> Directions:
Your task is to extract every entry that follows word for word while excluding the pictures.

> Data rows:
----------------------------------------

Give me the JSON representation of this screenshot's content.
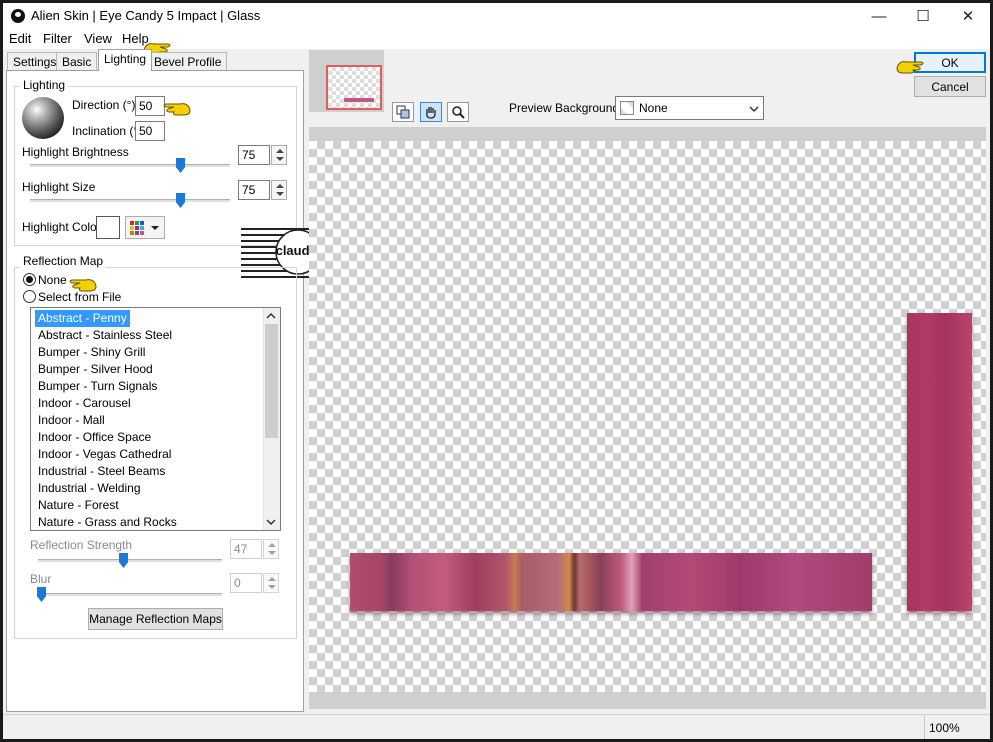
{
  "window": {
    "title": "Alien Skin | Eye Candy 5 Impact | Glass",
    "minimize": "—",
    "maximize": "☐",
    "close": "✕"
  },
  "menu": [
    "Edit",
    "Filter",
    "View",
    "Help"
  ],
  "tabs": [
    "Settings",
    "Basic",
    "Lighting",
    "Bevel Profile"
  ],
  "active_tab": "Lighting",
  "lighting": {
    "group_label": "Lighting",
    "direction_label": "Direction (°)",
    "direction_value": "50",
    "inclination_label": "Inclination (°)",
    "inclination_value": "50",
    "highlight_brightness_label": "Highlight Brightness",
    "highlight_brightness_value": "75",
    "highlight_brightness_level": 75,
    "highlight_size_label": "Highlight Size",
    "highlight_size_value": "75",
    "highlight_size_level": 75,
    "highlight_color_label": "Highlight Color",
    "highlight_color": "#ffffff"
  },
  "reflection": {
    "group_label": "Reflection Map",
    "option_none": "None",
    "option_file": "Select from File",
    "selected_option": "None",
    "maps": [
      "Abstract - Penny",
      "Abstract - Stainless Steel",
      "Bumper - Shiny Grill",
      "Bumper - Silver Hood",
      "Bumper - Turn Signals",
      "Indoor - Carousel",
      "Indoor - Mall",
      "Indoor - Office Space",
      "Indoor - Vegas Cathedral",
      "Industrial - Steel Beams",
      "Industrial - Welding",
      "Nature - Forest",
      "Nature - Grass and Rocks"
    ],
    "selected_map": "Abstract - Penny",
    "strength_label": "Reflection Strength",
    "strength_value": "47",
    "blur_label": "Blur",
    "blur_value": "0",
    "manage_button": "Manage Reflection Maps"
  },
  "actions": {
    "ok": "OK",
    "cancel": "Cancel"
  },
  "preview": {
    "background_label": "Preview Background:",
    "background_value": "None",
    "bar_color": "#b34a72"
  },
  "watermark": {
    "text": "claudia"
  },
  "status": {
    "zoom": "100%"
  }
}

----------------------------------------

> Solution for this exercise:
Give me the JSON representation of this screenshot's content.
{
  "window": {
    "title": "Alien Skin | Eye Candy 5 Impact | Glass",
    "minimize": "—",
    "maximize": "☐",
    "close": "✕"
  },
  "menu": [
    "Edit",
    "Filter",
    "View",
    "Help"
  ],
  "tabs": [
    "Settings",
    "Basic",
    "Lighting",
    "Bevel Profile"
  ],
  "active_tab": "Lighting",
  "lighting": {
    "group_label": "Lighting",
    "direction_label": "Direction (°)",
    "direction_value": "50",
    "inclination_label": "Inclination (°)",
    "inclination_value": "50",
    "highlight_brightness_label": "Highlight Brightness",
    "highlight_brightness_value": "75",
    "highlight_brightness_level": 75,
    "highlight_size_label": "Highlight Size",
    "highlight_size_value": "75",
    "highlight_size_level": 75,
    "highlight_color_label": "Highlight Color",
    "highlight_color": "#ffffff"
  },
  "reflection": {
    "group_label": "Reflection Map",
    "option_none": "None",
    "option_file": "Select from File",
    "selected_option": "None",
    "maps": [
      "Abstract - Penny",
      "Abstract - Stainless Steel",
      "Bumper - Shiny Grill",
      "Bumper - Silver Hood",
      "Bumper - Turn Signals",
      "Indoor - Carousel",
      "Indoor - Mall",
      "Indoor - Office Space",
      "Indoor - Vegas Cathedral",
      "Industrial - Steel Beams",
      "Industrial - Welding",
      "Nature - Forest",
      "Nature - Grass and Rocks"
    ],
    "selected_map": "Abstract - Penny",
    "strength_label": "Reflection Strength",
    "strength_value": "47",
    "blur_label": "Blur",
    "blur_value": "0",
    "manage_button": "Manage Reflection Maps"
  },
  "actions": {
    "ok": "OK",
    "cancel": "Cancel"
  },
  "preview": {
    "background_label": "Preview Background:",
    "background_value": "None",
    "bar_color": "#b34a72"
  },
  "watermark": {
    "text": "claudia"
  },
  "status": {
    "zoom": "100%"
  }
}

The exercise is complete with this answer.